-- start Selected text --

M09: Graph Neural Networks

  • Module 9: Graph Neural Networks
  • Pen and paper exercises
  • Preliminaries: Image Processing
  • From Image to Graph
  • Graph Convolutional Networks
  • Popular Graph Neural Networks
  • Appendix
  • Binder logo Binder
  • Repository
  • Open issue
  • .ipynb
  • .md

Popular Graph Neural Networks

Contents

  • GraphSAGE: Sample and Aggregate
    • Key Ideas
      • Neighborhood Sampling
      • Aggregation
  • Graph Attention Networks (GAT): Differentiate Individual Neighbors
    • Attention Mechanism
  • Graph Isomorphism Network (GIN): Differentiate the Aggregation
    • Weisfeiler-Lehman Test
    • GIN

Popular Graph Neural Networks#

In this note, we will introduce three popular GNNs: GraphSAGE, Graph Attention Networks (GAT), and Graph Isomorphism Network (GIN).

GraphSAGE: Sample and Aggregate#

GraphSAGE [1] introduced a different GCN that can be generalized to unseen nodes (they called it “inductive”). While previous approaches like ChebNet and GCN operate on the entire graph, GraphSAGE proposes an inductive framework that generates embeddings by sampling and aggregating features from a node’s neighborhood.

Key Ideas#

GraphSAGE involves two key ideas: (1) sampling and (2) aggregation.

-- end Selected text --

Write out the text on popular graph neural networks from "In this note, we" to "and (2) aggregation.", substituting "vicinity" for "neighborhood".

-- start Record set --

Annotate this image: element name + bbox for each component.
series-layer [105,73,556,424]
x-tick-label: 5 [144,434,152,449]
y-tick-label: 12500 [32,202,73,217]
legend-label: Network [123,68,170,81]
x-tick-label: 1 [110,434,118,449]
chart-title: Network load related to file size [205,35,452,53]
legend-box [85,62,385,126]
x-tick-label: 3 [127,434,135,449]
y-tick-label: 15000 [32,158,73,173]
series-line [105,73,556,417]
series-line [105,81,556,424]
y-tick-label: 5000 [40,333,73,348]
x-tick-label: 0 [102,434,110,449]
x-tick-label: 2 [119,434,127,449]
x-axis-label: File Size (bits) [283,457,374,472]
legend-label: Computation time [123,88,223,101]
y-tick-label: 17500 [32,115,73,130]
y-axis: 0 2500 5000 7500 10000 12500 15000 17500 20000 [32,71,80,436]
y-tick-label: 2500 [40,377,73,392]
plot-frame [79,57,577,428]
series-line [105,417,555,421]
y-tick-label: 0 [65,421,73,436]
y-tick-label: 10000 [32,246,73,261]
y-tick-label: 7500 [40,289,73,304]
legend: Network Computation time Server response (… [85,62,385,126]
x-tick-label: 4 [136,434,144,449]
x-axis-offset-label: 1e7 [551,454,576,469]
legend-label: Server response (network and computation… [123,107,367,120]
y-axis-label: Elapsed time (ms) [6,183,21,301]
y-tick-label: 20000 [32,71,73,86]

-- end Record set --
-- start Record set --

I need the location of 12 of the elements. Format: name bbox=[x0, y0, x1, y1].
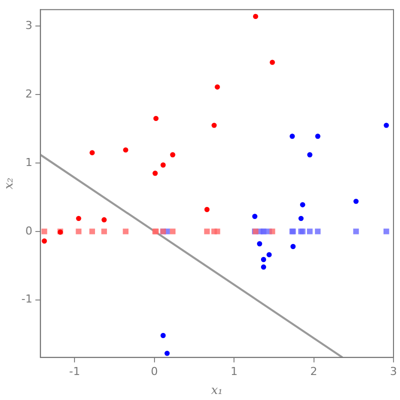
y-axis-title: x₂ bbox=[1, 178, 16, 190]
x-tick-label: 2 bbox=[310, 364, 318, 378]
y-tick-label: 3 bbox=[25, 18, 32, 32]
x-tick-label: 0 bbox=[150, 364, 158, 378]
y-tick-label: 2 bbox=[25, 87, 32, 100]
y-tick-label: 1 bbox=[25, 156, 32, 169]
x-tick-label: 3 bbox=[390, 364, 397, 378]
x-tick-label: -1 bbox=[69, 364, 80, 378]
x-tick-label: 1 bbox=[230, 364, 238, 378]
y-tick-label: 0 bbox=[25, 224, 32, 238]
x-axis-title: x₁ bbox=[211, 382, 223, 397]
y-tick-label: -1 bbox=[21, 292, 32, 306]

-- end Record set --

# [Answer]
In this note, we will introduce three popular GNNs: GraphSAGE, Graph Attention Networks (GAT), and Graph Isomorphism Network (GIN).

GraphSAGE: Sample and Aggregate#

GraphSAGE [1] introduced a different GCN that can be generalized to unseen nodes (they called it “inductive”). While previous approaches like ChebNet and GCN operate on the entire graph, GraphSAGE proposes an inductive framework that generates embeddings by sampling and aggregating features from a node’s vicinity.

Key Ideas#

GraphSAGE involves two key ideas: (1) sampling and (2) aggregation.